- WHAT IS REQUIRED: Restate each of the lines given below, word for word.
● ● ● ●
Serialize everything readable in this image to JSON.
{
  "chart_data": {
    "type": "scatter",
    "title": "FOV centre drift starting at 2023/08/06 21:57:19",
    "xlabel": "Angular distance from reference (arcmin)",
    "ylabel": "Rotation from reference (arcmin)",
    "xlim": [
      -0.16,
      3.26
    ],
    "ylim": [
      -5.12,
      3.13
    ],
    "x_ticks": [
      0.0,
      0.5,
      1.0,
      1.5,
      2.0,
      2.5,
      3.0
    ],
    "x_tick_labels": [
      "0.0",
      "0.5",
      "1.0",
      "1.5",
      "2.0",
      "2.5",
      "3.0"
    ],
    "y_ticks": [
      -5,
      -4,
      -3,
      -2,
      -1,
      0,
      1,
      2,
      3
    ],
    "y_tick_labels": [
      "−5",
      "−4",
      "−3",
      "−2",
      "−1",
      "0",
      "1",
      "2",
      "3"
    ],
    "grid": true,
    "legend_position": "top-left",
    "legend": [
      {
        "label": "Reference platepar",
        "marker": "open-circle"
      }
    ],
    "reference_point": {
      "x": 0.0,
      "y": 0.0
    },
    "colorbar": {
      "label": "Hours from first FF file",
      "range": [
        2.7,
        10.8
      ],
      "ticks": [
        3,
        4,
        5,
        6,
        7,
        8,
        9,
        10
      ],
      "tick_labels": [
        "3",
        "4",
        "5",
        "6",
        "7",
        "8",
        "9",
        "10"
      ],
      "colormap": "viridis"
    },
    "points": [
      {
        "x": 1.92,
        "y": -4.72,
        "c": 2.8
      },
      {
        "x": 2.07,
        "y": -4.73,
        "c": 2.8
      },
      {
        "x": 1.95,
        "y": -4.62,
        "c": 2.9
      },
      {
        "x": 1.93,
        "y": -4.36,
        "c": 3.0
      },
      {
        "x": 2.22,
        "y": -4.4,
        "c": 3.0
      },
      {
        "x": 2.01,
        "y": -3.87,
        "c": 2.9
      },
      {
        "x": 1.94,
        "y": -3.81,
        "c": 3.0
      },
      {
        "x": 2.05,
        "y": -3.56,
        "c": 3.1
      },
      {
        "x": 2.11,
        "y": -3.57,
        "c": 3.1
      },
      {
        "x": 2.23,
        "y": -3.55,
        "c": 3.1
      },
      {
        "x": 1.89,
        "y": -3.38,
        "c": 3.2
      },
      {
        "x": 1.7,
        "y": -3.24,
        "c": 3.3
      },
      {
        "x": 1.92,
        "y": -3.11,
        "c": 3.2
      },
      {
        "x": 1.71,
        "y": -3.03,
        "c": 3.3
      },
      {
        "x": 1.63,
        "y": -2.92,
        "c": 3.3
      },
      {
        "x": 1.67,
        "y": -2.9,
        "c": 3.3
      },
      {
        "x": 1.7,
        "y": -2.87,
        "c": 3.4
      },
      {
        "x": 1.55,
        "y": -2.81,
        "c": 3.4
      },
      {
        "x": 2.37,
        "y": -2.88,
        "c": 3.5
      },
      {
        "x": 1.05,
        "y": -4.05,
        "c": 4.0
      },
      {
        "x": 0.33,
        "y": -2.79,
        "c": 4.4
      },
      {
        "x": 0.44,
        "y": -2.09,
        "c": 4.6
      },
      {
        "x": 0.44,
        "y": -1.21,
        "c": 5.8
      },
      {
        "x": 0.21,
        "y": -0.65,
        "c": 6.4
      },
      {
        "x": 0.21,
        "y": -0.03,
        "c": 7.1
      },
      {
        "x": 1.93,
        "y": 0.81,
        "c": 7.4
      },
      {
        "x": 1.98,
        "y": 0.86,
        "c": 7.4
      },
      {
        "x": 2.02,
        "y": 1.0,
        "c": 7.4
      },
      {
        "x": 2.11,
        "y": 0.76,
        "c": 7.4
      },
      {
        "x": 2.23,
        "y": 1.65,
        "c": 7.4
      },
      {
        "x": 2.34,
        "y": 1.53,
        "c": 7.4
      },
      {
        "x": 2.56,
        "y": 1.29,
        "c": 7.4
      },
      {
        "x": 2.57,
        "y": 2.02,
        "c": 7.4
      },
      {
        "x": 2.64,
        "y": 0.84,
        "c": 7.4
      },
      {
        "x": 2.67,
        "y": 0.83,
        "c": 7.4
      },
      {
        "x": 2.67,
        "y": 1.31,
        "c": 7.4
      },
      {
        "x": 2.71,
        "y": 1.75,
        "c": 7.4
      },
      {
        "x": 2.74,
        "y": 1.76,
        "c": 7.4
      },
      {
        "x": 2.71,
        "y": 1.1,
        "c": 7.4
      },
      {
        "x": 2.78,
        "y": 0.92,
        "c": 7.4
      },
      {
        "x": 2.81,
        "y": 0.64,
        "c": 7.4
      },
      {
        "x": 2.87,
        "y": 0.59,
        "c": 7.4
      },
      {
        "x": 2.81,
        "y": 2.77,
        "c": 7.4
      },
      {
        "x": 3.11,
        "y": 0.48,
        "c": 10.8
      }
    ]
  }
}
● ● ● ●
- WRITTEN RESPONSE:
Serialize everything readable in this image to JSON.
{
  "chart_data": {
    "type": "scatter",
    "title": "FOV centre drift starting at 2023/08/06 21:57:19",
    "xlabel": "Angular distance from reference (arcmin)",
    "ylabel": "Rotation from reference (arcmin)",
    "xlim": [
      -0.16,
      3.26
    ],
    "ylim": [
      -5.12,
      3.13
    ],
    "x_ticks": [
      0.0,
      0.5,
      1.0,
      1.5,
      2.0,
      2.5,
      3.0
    ],
    "x_tick_labels": [
      "0.0",
      "0.5",
      "1.0",
      "1.5",
      "2.0",
      "2.5",
      "3.0"
    ],
    "y_ticks": [
      -5,
      -4,
      -3,
      -2,
      -1,
      0,
      1,
      2,
      3
    ],
    "y_tick_labels": [
      "−5",
      "−4",
      "−3",
      "−2",
      "−1",
      "0",
      "1",
      "2",
      "3"
    ],
    "grid": true,
    "legend_position": "top-left",
    "legend": [
      {
        "label": "Reference platepar",
        "marker": "open-circle"
      }
    ],
    "reference_point": {
      "x": 0.0,
      "y": 0.0
    },
    "colorbar": {
      "label": "Hours from first FF file",
      "range": [
        2.7,
        10.8
      ],
      "ticks": [
        3,
        4,
        5,
        6,
        7,
        8,
        9,
        10
      ],
      "tick_labels": [
        "3",
        "4",
        "5",
        "6",
        "7",
        "8",
        "9",
        "10"
      ],
      "colormap": "viridis"
    },
    "points": [
      {
        "x": 1.92,
        "y": -4.72,
        "c": 2.8
      },
      {
        "x": 2.07,
        "y": -4.73,
        "c": 2.8
      },
      {
        "x": 1.95,
        "y": -4.62,
        "c": 2.9
      },
      {
        "x": 1.93,
        "y": -4.36,
        "c": 3.0
      },
      {
        "x": 2.22,
        "y": -4.4,
        "c": 3.0
      },
      {
        "x": 2.01,
        "y": -3.87,
        "c": 2.9
      },
      {
        "x": 1.94,
        "y": -3.81,
        "c": 3.0
      },
      {
        "x": 2.05,
        "y": -3.56,
        "c": 3.1
      },
      {
        "x": 2.11,
        "y": -3.57,
        "c": 3.1
      },
      {
        "x": 2.23,
        "y": -3.55,
        "c": 3.1
      },
      {
        "x": 1.89,
        "y": -3.38,
        "c": 3.2
      },
      {
        "x": 1.7,
        "y": -3.24,
        "c": 3.3
      },
      {
        "x": 1.92,
        "y": -3.11,
        "c": 3.2
      },
      {
        "x": 1.71,
        "y": -3.03,
        "c": 3.3
      },
      {
        "x": 1.63,
        "y": -2.92,
        "c": 3.3
      },
      {
        "x": 1.67,
        "y": -2.9,
        "c": 3.3
      },
      {
        "x": 1.7,
        "y": -2.87,
        "c": 3.4
      },
      {
        "x": 1.55,
        "y": -2.81,
        "c": 3.4
      },
      {
        "x": 2.37,
        "y": -2.88,
        "c": 3.5
      },
      {
        "x": 1.05,
        "y": -4.05,
        "c": 4.0
      },
      {
        "x": 0.33,
        "y": -2.79,
        "c": 4.4
      },
      {
        "x": 0.44,
        "y": -2.09,
        "c": 4.6
      },
      {
        "x": 0.44,
        "y": -1.21,
        "c": 5.8
      },
      {
        "x": 0.21,
        "y": -0.65,
        "c": 6.4
      },
      {
        "x": 0.21,
        "y": -0.03,
        "c": 7.1
      },
      {
        "x": 1.93,
        "y": 0.81,
        "c": 7.4
      },
      {
        "x": 1.98,
        "y": 0.86,
        "c": 7.4
      },
      {
        "x": 2.02,
        "y": 1.0,
        "c": 7.4
      },
      {
        "x": 2.11,
        "y": 0.76,
        "c": 7.4
      },
      {
        "x": 2.23,
        "y": 1.65,
        "c": 7.4
      },
      {
        "x": 2.34,
        "y": 1.53,
        "c": 7.4
      },
      {
        "x": 2.56,
        "y": 1.29,
        "c": 7.4
      },
      {
        "x": 2.57,
        "y": 2.02,
        "c": 7.4
      },
      {
        "x": 2.64,
        "y": 0.84,
        "c": 7.4
      },
      {
        "x": 2.67,
        "y": 0.83,
        "c": 7.4
      },
      {
        "x": 2.67,
        "y": 1.31,
        "c": 7.4
      },
      {
        "x": 2.71,
        "y": 1.75,
        "c": 7.4
      },
      {
        "x": 2.74,
        "y": 1.76,
        "c": 7.4
      },
      {
        "x": 2.71,
        "y": 1.1,
        "c": 7.4
      },
      {
        "x": 2.78,
        "y": 0.92,
        "c": 7.4
      },
      {
        "x": 2.81,
        "y": 0.64,
        "c": 7.4
      },
      {
        "x": 2.87,
        "y": 0.59,
        "c": 7.4
      },
      {
        "x": 2.81,
        "y": 2.77,
        "c": 7.4
      },
      {
        "x": 3.11,
        "y": 0.48,
        "c": 10.8
      }
    ]
  }
}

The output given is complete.